[Stored data]
-- Start --

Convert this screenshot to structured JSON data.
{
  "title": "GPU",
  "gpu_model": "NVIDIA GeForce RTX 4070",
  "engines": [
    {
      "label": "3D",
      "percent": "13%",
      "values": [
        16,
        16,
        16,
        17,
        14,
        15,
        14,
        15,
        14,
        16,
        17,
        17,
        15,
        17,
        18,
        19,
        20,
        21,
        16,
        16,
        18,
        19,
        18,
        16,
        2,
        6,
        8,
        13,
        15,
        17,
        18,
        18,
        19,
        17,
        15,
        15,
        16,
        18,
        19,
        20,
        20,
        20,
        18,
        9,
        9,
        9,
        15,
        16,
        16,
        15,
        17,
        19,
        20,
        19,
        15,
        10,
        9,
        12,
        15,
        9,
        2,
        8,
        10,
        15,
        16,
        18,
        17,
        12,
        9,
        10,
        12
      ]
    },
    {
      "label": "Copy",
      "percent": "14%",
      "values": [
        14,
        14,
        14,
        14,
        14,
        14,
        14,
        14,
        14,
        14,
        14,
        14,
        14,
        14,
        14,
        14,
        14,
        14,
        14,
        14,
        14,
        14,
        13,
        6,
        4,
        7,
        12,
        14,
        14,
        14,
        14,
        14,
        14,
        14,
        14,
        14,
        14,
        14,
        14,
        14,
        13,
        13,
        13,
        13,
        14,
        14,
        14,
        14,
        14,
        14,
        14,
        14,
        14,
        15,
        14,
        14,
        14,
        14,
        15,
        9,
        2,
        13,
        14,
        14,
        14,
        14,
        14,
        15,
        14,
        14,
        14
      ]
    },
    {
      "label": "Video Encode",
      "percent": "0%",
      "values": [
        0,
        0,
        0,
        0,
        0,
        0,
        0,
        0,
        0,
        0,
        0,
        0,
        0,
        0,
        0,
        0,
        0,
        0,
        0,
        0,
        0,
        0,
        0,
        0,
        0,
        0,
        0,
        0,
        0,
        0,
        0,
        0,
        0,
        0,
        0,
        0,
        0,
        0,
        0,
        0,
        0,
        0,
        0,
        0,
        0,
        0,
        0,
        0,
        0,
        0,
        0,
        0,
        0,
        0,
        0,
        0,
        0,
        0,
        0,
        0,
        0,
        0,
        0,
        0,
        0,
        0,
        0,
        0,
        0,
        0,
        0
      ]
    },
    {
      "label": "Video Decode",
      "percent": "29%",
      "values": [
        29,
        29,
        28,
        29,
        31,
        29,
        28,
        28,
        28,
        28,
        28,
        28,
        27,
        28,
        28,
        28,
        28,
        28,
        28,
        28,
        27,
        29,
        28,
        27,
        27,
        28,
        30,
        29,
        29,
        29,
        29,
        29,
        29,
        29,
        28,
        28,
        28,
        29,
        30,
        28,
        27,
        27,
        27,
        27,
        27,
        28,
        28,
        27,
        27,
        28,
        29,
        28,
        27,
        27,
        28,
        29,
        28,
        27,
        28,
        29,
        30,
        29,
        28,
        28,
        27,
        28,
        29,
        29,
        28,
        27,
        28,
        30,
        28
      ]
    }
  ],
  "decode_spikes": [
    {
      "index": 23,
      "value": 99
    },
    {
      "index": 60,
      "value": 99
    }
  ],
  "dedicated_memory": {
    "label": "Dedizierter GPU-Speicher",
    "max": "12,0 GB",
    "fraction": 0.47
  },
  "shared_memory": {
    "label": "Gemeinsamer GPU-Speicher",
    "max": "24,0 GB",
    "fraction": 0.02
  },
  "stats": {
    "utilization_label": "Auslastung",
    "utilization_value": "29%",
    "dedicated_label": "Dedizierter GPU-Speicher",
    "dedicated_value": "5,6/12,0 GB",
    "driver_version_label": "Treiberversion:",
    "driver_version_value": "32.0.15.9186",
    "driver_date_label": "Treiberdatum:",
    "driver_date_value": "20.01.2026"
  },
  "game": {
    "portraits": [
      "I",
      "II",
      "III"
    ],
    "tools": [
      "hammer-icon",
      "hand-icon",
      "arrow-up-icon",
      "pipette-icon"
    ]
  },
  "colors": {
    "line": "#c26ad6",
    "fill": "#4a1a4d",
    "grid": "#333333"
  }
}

-- End --

Each line above must be reproduced exactly as it stands.

Convert this screenshot to structured JSON data.
{
  "title": "GPU",
  "gpu_model": "NVIDIA GeForce RTX 4070",
  "engines": [
    {
      "label": "3D",
      "percent": "13%",
      "values": [
        16,
        16,
        16,
        17,
        14,
        15,
        14,
        15,
        14,
        16,
        17,
        17,
        15,
        17,
        18,
        19,
        20,
        21,
        16,
        16,
        18,
        19,
        18,
        16,
        2,
        6,
        8,
        13,
        15,
        17,
        18,
        18,
        19,
        17,
        15,
        15,
        16,
        18,
        19,
        20,
        20,
        20,
        18,
        9,
        9,
        9,
        15,
        16,
        16,
        15,
        17,
        19,
        20,
        19,
        15,
        10,
        9,
        12,
        15,
        9,
        2,
        8,
        10,
        15,
        16,
        18,
        17,
        12,
        9,
        10,
        12
      ]
    },
    {
      "label": "Copy",
      "percent": "14%",
      "values": [
        14,
        14,
        14,
        14,
        14,
        14,
        14,
        14,
        14,
        14,
        14,
        14,
        14,
        14,
        14,
        14,
        14,
        14,
        14,
        14,
        14,
        14,
        13,
        6,
        4,
        7,
        12,
        14,
        14,
        14,
        14,
        14,
        14,
        14,
        14,
        14,
        14,
        14,
        14,
        14,
        13,
        13,
        13,
        13,
        14,
        14,
        14,
        14,
        14,
        14,
        14,
        14,
        14,
        15,
        14,
        14,
        14,
        14,
        15,
        9,
        2,
        13,
        14,
        14,
        14,
        14,
        14,
        15,
        14,
        14,
        14
      ]
    },
    {
      "label": "Video Encode",
      "percent": "0%",
      "values": [
        0,
        0,
        0,
        0,
        0,
        0,
        0,
        0,
        0,
        0,
        0,
        0,
        0,
        0,
        0,
        0,
        0,
        0,
        0,
        0,
        0,
        0,
        0,
        0,
        0,
        0,
        0,
        0,
        0,
        0,
        0,
        0,
        0,
        0,
        0,
        0,
        0,
        0,
        0,
        0,
        0,
        0,
        0,
        0,
        0,
        0,
        0,
        0,
        0,
        0,
        0,
        0,
        0,
        0,
        0,
        0,
        0,
        0,
        0,
        0,
        0,
        0,
        0,
        0,
        0,
        0,
        0,
        0,
        0,
        0,
        0
      ]
    },
    {
      "label": "Video Decode",
      "percent": "29%",
      "values": [
        29,
        29,
        28,
        29,
        31,
        29,
        28,
        28,
        28,
        28,
        28,
        28,
        27,
        28,
        28,
        28,
        28,
        28,
        28,
        28,
        27,
        29,
        28,
        27,
        27,
        28,
        30,
        29,
        29,
        29,
        29,
        29,
        29,
        29,
        28,
        28,
        28,
        29,
        30,
        28,
        27,
        27,
        27,
        27,
        27,
        28,
        28,
        27,
        27,
        28,
        29,
        28,
        27,
        27,
        28,
        29,
        28,
        27,
        28,
        29,
        30,
        29,
        28,
        28,
        27,
        28,
        29,
        29,
        28,
        27,
        28,
        30,
        28
      ]
    }
  ],
  "decode_spikes": [
    {
      "index": 23,
      "value": 99
    },
    {
      "index": 60,
      "value": 99
    }
  ],
  "dedicated_memory": {
    "label": "Dedizierter GPU-Speicher",
    "max": "12,0 GB",
    "fraction": 0.47
  },
  "shared_memory": {
    "label": "Gemeinsamer GPU-Speicher",
    "max": "24,0 GB",
    "fraction": 0.02
  },
  "stats": {
    "utilization_label": "Auslastung",
    "utilization_value": "29%",
    "dedicated_label": "Dedizierter GPU-Speicher",
    "dedicated_value": "5,6/12,0 GB",
    "driver_version_label": "Treiberversion:",
    "driver_version_value": "32.0.15.9186",
    "driver_date_label": "Treiberdatum:",
    "driver_date_value": "20.01.2026"
  },
  "game": {
    "portraits": [
      "I",
      "II",
      "III"
    ],
    "tools": [
      "hammer-icon",
      "hand-icon",
      "arrow-up-icon",
      "pipette-icon"
    ]
  },
  "colors": {
    "line": "#c26ad6",
    "fill": "#4a1a4d",
    "grid": "#333333"
  }
}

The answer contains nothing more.